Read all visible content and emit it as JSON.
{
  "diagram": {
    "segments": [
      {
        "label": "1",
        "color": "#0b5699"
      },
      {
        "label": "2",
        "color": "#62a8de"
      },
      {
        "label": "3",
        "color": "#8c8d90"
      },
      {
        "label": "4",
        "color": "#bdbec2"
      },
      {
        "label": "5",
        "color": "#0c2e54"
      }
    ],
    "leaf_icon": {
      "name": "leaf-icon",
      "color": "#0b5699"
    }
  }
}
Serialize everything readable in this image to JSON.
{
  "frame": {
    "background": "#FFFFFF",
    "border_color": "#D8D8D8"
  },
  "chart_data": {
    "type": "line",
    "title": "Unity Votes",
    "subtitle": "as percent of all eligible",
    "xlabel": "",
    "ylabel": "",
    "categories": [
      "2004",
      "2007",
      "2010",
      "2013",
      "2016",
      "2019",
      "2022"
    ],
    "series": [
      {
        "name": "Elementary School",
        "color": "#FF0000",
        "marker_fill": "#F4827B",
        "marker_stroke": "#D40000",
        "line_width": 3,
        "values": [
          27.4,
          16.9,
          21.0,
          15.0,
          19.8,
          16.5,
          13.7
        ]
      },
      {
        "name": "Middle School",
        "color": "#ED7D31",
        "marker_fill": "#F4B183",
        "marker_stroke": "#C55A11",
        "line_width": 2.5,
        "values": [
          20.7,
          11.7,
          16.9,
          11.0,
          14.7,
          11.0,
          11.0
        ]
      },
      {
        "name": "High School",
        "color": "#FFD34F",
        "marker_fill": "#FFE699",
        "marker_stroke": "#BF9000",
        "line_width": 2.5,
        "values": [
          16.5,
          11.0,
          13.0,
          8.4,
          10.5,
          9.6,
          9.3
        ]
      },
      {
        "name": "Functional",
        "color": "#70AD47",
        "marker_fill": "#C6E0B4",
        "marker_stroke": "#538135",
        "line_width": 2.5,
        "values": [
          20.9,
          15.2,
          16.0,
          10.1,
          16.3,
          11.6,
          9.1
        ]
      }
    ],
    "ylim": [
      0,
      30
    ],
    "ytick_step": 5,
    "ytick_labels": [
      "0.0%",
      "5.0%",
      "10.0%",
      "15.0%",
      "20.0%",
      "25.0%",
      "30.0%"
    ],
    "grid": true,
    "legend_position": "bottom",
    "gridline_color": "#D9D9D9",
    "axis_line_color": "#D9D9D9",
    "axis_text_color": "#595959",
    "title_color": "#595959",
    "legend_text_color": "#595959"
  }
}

• Written instruction
All of the entries above should be written out again exactly.

• Correct result
Read all visible content and emit it as JSON.
{
  "diagram": {
    "segments": [
      {
        "label": "1",
        "color": "#0b5699"
      },
      {
        "label": "2",
        "color": "#62a8de"
      },
      {
        "label": "3",
        "color": "#8c8d90"
      },
      {
        "label": "4",
        "color": "#bdbec2"
      },
      {
        "label": "5",
        "color": "#0c2e54"
      }
    ],
    "leaf_icon": {
      "name": "leaf-icon",
      "color": "#0b5699"
    }
  }
}
Serialize everything readable in this image to JSON.
{
  "frame": {
    "background": "#FFFFFF",
    "border_color": "#D8D8D8"
  },
  "chart_data": {
    "type": "line",
    "title": "Unity Votes",
    "subtitle": "as percent of all eligible",
    "xlabel": "",
    "ylabel": "",
    "categories": [
      "2004",
      "2007",
      "2010",
      "2013",
      "2016",
      "2019",
      "2022"
    ],
    "series": [
      {
        "name": "Elementary School",
        "color": "#FF0000",
        "marker_fill": "#F4827B",
        "marker_stroke": "#D40000",
        "line_width": 3,
        "values": [
          27.4,
          16.9,
          21.0,
          15.0,
          19.8,
          16.5,
          13.7
        ]
      },
      {
        "name": "Middle School",
        "color": "#ED7D31",
        "marker_fill": "#F4B183",
        "marker_stroke": "#C55A11",
        "line_width": 2.5,
        "values": [
          20.7,
          11.7,
          16.9,
          11.0,
          14.7,
          11.0,
          11.0
        ]
      },
      {
        "name": "High School",
        "color": "#FFD34F",
        "marker_fill": "#FFE699",
        "marker_stroke": "#BF9000",
        "line_width": 2.5,
        "values": [
          16.5,
          11.0,
          13.0,
          8.4,
          10.5,
          9.6,
          9.3
        ]
      },
      {
        "name": "Functional",
        "color": "#70AD47",
        "marker_fill": "#C6E0B4",
        "marker_stroke": "#538135",
        "line_width": 2.5,
        "values": [
          20.9,
          15.2,
          16.0,
          10.1,
          16.3,
          11.6,
          9.1
        ]
      }
    ],
    "ylim": [
      0,
      30
    ],
    "ytick_step": 5,
    "ytick_labels": [
      "0.0%",
      "5.0%",
      "10.0%",
      "15.0%",
      "20.0%",
      "25.0%",
      "30.0%"
    ],
    "grid": true,
    "legend_position": "bottom",
    "gridline_color": "#D9D9D9",
    "axis_line_color": "#D9D9D9",
    "axis_text_color": "#595959",
    "title_color": "#595959",
    "legend_text_color": "#595959"
  }
}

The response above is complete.